-- CONSIGNE A --
Dans la liste, modifiez les lignes allant de celle qui contient « menu-item-edit[interactable]: Edit [43, 29, 79, 50] » jusqu'à celle qui contient « minimize-icon [641, 18, 651, 21] » incluse : recopiez-les en remplaçant « data-point » par « marker », sans rien changer d'autre.

-- EXTRAIT SOURCE --
Il est parfois difficile de trouver un interprète, je veux bien l’admettre, mais le texte est beaucoup trop général. Dans la pratique, on en viendra rapidement à considérer qu’il est plus commode, pour l’administration, de recourir à des interprètes présents auprès de la CNDA, plutôt que d’en chercher partout sur le territoire.
À mon sens, la généralisation des visioconférences est une régression de l’État de droit et, comme l’a dit M. Gay, la décision rendue par le Conseil constitutionnel en 2003 devrait nous inspirer.
Pour ces motifs, j’estime que vous faites fausse route, monsieur le ministre. Vous pensez sans doute que la majorité des demandeurs d’asile sont de faux réfugiés, que ce sont des immigrés illégaux potentiels et qu’il faut pouvoir les renvoyer, mais ce n’est pas une raison pour ne pas respecter l’État de droit. Lorsqu’on ne respecte plus l’État de droit, on perd en démocratie ; cela, je ne peux pas l’accepter ! (Applaudissements sur les travées du groupe socialiste et républicain et du groupe communiste républicain citoyen et écologiste.)
M. Roland Courteau. Très bien !
M. le président. Je mets aux voix les amendements identiques nos 216 rectifié bis et 520 rectifié.
(Les amendements ne sont pas adoptés.)
M. le président. Je mets aux voix les amendements identiques nos 44, 217 rectifié bis et 557 rectifié.
(Les amendements ne sont pas adoptés.)
M. le président. L’amendement n° 218 rectifié bis, présenté par M. Leconte, Mme de la Gontrie, MM. Marie, Sueur, Durain et Fichet, Mme Harribey, MM. Kanner, Kerrouche et Assouline, Mme Blondin, MM. Devinaz et Iacovelli, Mmes Lepage, S. Robert et Rossignol, MM. Temal et J. Bigot, Mmes G. Jourda, Taillé-Polian, Meunier et les membres du groupe socialiste et républicain, est ainsi libellé :
Après l’alinéa 13
Insérer un alinéa ainsi rédigé :
…° Le début du premier alinéa de l’article L. 733-3 est ainsi rédigé : « Avant de statuer sur un recours soulevant une question de droit nouvelle présentant une difficulté sérieuse, la Cour … (le reste sans changement) ».
La parole est à M. Jérôme Durain.
M. Jérôme Durain. Cet amendement vise à élargir les cas dans lesquels la CNDA peut formuler une demande d’avis au Conseil d’État avant de statuer.
Actuellement, l’article L. 733-3 du code de l’entrée et du séjour des étrangers et du droit d’asile, le CESEDA, pose trois conditions cumulatives : il doit s’agir d’une question de droit nouvelle, présentant une difficulté sérieuse et se posant dans de nombreux litiges.
Cette troisième condition nous semble restreindre inutilement la possibilité offerte à la CNDA. Surtout, elle a pour effet de retarder le recours à ce dispositif, alors que, apporté au plus tôt, un éclairage du Conseil d’État pourrait garantir une plus grande sécurité juridique.
M. le président. Quel est l’avis de la commission ?

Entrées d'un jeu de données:
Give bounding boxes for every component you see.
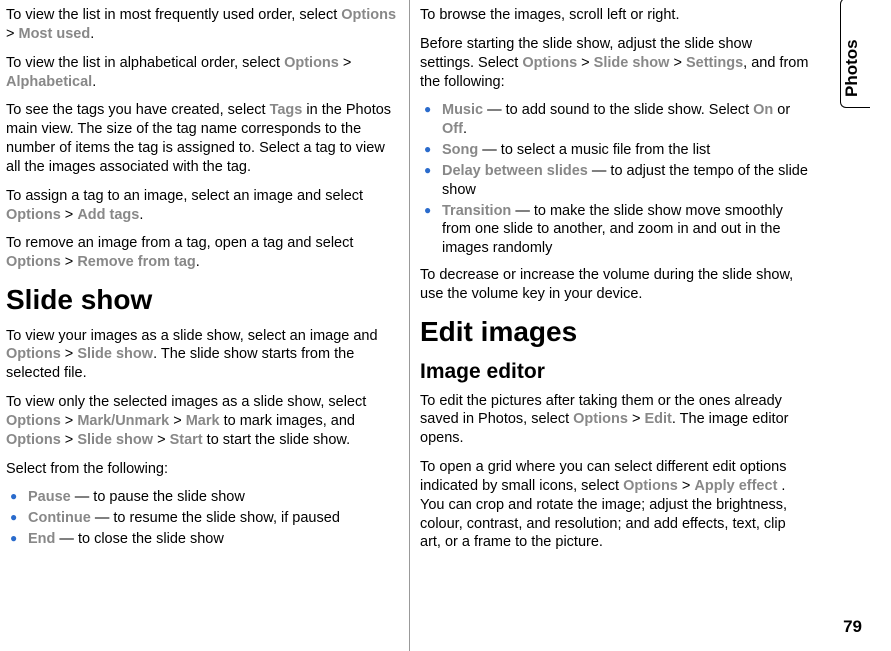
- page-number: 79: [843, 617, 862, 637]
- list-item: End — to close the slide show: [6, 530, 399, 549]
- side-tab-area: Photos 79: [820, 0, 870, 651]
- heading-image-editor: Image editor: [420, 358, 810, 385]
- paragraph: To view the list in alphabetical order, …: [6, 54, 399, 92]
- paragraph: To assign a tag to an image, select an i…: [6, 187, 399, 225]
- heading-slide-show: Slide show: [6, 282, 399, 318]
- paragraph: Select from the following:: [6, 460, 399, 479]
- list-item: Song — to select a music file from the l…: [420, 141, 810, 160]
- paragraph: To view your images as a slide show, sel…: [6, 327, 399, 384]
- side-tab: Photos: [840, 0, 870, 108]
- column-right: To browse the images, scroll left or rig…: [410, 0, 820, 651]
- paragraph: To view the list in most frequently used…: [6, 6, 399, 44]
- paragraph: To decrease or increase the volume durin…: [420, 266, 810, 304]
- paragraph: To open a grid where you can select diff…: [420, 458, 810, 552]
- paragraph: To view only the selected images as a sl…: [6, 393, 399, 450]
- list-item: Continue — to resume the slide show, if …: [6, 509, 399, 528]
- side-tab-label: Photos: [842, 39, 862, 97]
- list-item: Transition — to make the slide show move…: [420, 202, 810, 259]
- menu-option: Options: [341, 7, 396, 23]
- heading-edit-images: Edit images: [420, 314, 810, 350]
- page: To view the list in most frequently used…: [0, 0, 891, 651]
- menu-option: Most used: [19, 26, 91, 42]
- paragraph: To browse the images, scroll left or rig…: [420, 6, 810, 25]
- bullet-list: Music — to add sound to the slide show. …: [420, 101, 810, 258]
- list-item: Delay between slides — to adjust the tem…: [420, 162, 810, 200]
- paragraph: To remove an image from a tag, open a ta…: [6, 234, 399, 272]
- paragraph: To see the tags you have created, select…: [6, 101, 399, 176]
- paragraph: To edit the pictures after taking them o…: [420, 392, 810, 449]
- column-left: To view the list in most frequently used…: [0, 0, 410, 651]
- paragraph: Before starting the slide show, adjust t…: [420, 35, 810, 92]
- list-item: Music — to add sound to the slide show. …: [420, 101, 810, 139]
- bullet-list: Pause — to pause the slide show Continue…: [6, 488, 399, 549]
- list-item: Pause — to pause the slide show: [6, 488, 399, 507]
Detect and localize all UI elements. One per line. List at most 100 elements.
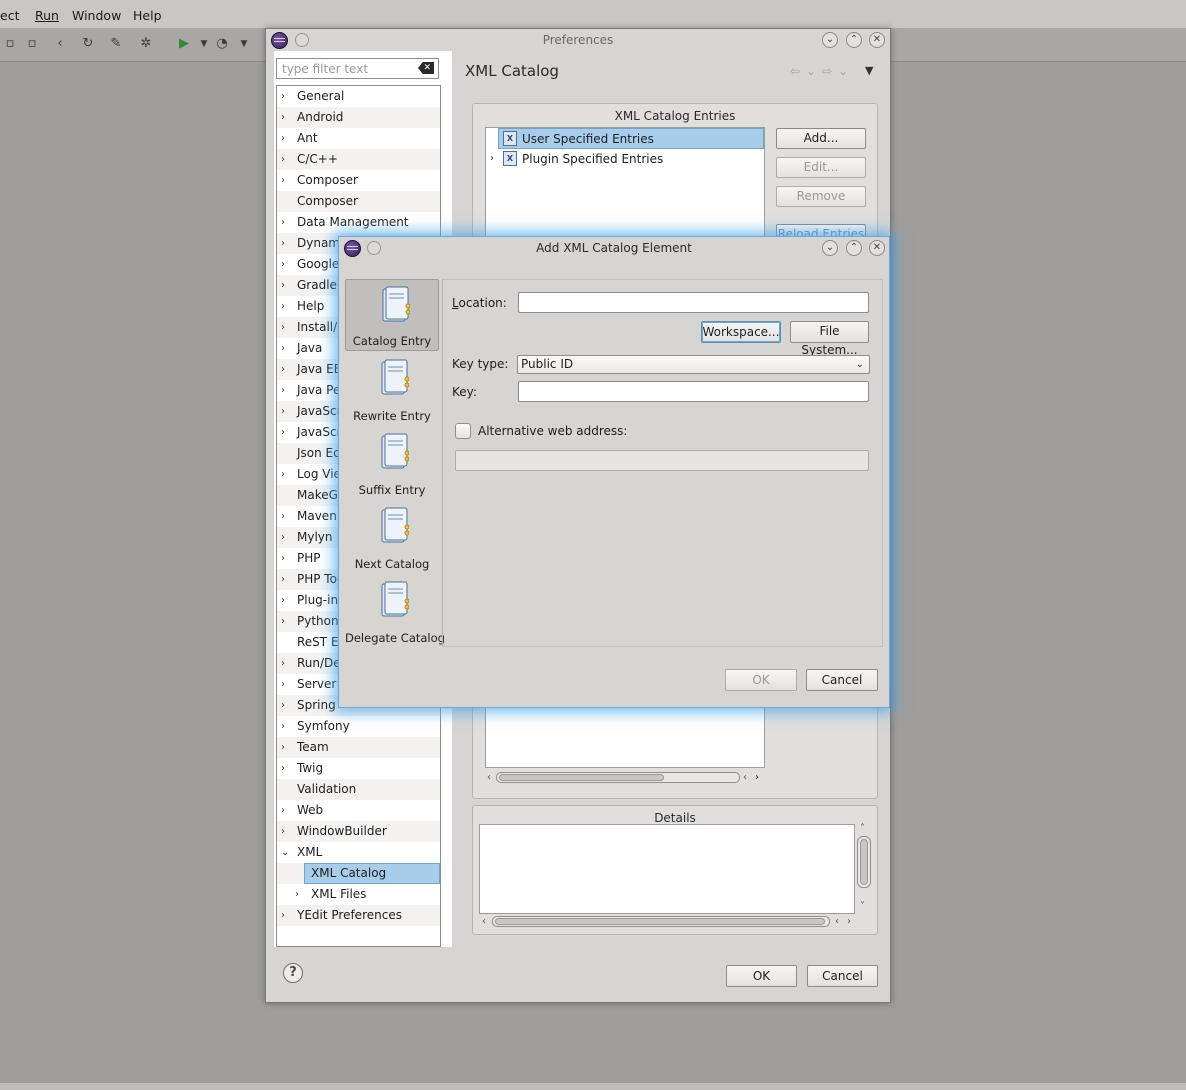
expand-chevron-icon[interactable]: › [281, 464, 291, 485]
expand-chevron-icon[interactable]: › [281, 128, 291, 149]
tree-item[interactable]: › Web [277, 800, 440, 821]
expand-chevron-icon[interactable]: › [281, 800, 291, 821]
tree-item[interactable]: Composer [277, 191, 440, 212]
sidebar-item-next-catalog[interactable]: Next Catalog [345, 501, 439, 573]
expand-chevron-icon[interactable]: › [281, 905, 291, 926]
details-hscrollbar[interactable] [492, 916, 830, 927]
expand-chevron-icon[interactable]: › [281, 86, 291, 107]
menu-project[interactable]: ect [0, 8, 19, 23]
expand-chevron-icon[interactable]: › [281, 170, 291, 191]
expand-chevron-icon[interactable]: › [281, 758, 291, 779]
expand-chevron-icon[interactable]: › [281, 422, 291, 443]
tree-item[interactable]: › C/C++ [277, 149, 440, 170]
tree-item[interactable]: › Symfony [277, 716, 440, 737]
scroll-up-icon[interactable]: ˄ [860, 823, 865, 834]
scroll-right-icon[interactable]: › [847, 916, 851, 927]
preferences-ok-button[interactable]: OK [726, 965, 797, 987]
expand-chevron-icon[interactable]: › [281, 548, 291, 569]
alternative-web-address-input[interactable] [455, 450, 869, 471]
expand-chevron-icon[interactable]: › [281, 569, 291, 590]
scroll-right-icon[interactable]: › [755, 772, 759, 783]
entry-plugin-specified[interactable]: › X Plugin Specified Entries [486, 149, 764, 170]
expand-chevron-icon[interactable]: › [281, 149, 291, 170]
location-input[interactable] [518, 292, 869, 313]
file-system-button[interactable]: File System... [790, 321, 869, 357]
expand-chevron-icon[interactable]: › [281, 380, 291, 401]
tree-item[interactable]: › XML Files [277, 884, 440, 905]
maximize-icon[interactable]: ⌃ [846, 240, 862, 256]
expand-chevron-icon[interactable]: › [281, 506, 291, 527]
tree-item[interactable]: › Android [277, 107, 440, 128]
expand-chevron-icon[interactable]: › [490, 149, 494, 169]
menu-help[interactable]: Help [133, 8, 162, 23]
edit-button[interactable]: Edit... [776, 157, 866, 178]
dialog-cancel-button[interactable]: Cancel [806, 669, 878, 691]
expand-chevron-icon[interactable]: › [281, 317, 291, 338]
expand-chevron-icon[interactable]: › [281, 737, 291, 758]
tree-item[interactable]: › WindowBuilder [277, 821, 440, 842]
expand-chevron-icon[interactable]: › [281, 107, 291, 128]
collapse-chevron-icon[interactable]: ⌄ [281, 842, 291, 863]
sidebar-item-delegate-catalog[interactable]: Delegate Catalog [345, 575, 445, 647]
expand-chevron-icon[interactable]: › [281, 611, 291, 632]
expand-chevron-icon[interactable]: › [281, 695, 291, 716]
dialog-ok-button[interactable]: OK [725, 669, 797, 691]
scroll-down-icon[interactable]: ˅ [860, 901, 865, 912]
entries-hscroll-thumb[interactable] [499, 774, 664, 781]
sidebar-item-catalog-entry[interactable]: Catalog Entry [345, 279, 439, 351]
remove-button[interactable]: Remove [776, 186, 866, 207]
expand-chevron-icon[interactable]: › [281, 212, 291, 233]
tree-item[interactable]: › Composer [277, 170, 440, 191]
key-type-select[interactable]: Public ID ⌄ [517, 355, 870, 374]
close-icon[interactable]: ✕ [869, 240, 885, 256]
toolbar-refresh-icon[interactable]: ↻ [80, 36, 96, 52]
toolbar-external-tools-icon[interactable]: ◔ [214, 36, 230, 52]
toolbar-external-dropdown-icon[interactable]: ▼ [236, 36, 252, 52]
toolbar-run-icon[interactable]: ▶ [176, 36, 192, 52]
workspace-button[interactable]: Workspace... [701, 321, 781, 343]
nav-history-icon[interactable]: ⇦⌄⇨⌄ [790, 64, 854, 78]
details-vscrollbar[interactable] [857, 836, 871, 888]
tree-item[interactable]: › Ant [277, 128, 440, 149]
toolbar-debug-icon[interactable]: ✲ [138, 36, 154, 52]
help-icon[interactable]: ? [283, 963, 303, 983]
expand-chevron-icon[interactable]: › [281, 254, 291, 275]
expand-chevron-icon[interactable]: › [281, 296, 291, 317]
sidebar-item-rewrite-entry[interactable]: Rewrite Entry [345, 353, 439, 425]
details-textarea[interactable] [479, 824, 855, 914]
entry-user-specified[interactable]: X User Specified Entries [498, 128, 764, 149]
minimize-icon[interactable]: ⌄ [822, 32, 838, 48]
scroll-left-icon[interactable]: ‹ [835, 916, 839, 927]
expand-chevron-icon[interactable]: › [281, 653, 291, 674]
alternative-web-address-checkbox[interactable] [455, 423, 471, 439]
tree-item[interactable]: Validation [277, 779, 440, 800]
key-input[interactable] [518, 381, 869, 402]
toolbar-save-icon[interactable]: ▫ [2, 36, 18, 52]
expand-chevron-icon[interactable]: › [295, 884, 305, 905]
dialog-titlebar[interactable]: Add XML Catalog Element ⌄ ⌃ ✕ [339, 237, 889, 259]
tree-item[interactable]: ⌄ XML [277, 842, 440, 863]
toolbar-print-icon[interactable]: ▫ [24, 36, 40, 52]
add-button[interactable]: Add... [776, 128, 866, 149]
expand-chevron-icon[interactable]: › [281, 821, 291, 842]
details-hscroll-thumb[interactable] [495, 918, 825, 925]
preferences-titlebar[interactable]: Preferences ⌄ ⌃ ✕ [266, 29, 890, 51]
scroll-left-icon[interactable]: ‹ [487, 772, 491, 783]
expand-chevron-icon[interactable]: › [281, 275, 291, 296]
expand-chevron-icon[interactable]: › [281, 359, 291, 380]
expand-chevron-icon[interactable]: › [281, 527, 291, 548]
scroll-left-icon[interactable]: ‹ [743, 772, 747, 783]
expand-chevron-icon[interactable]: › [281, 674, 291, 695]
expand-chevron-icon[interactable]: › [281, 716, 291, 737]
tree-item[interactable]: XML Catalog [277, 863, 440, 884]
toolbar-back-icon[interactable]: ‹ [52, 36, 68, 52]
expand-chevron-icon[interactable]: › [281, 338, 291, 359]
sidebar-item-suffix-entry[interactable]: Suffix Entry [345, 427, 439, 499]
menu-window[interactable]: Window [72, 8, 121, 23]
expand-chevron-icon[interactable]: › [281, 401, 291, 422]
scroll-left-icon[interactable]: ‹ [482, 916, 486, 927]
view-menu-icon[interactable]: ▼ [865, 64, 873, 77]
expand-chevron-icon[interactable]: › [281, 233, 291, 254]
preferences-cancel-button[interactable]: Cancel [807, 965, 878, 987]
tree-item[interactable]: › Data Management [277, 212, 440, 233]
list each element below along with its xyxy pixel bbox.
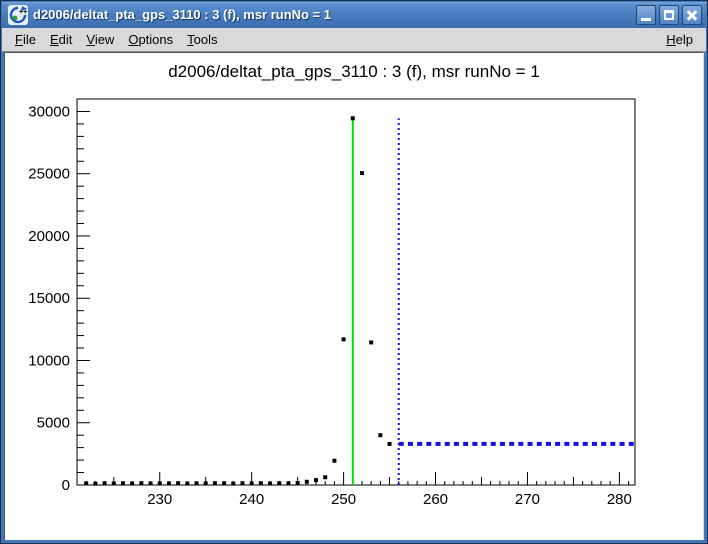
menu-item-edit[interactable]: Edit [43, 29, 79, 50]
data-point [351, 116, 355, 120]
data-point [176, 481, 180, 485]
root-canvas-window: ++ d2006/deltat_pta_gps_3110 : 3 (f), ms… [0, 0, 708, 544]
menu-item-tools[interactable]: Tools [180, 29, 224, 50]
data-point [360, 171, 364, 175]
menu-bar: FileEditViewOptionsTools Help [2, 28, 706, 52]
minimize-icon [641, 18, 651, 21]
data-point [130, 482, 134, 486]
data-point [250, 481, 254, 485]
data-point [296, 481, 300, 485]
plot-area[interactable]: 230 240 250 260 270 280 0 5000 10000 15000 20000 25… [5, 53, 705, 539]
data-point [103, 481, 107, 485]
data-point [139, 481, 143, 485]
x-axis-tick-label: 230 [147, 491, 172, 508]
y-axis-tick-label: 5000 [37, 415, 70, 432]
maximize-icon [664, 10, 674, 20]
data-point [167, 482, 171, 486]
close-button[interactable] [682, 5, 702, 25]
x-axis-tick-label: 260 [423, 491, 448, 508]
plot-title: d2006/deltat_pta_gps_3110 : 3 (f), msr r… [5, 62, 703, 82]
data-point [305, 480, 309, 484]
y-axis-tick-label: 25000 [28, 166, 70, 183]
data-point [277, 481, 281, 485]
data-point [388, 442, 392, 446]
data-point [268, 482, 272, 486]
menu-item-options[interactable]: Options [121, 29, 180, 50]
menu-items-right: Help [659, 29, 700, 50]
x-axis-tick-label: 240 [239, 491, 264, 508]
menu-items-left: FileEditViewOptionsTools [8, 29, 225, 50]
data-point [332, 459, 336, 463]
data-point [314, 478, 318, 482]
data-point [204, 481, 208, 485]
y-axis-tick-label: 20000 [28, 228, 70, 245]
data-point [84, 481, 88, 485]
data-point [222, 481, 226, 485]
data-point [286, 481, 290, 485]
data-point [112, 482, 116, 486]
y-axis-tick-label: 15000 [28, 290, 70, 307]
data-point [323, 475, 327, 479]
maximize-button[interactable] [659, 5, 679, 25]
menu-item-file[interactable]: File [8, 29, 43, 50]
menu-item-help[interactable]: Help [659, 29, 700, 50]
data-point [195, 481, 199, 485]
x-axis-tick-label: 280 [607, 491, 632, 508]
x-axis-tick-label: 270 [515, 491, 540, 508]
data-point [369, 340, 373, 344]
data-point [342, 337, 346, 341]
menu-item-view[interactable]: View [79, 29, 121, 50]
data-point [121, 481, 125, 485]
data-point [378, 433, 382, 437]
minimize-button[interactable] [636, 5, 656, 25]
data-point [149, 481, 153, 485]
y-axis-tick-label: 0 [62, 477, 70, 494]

-- CONSIGNE B --
D'après l'extrait, quelles sont les trois conditions cumulatives que pose actuellement l'article L. 733-3 du CESEDA ?

-- RÉPONSE COMPLÈTE A --
menu-item-edit[interactable]: Edit [43, 29, 79, 50]
marker [351, 116, 355, 120]
marker [176, 481, 180, 485]
root-canvas-window: ++ d2006/deltat_pta_gps_3110 : 3 (f), ms… [0, 0, 708, 544]
menu-item-tools[interactable]: Tools [180, 29, 224, 50]
marker [360, 171, 364, 175]
menu-bar: FileEditViewOptionsTools Help [2, 28, 706, 52]
minimize-icon [641, 18, 651, 21]

-- RÉPONSE COMPLÈTE B --
Il doit s'agir d'une question de droit nouvelle, présentant une difficulté sérieuse et se posant dans de nombreux litiges.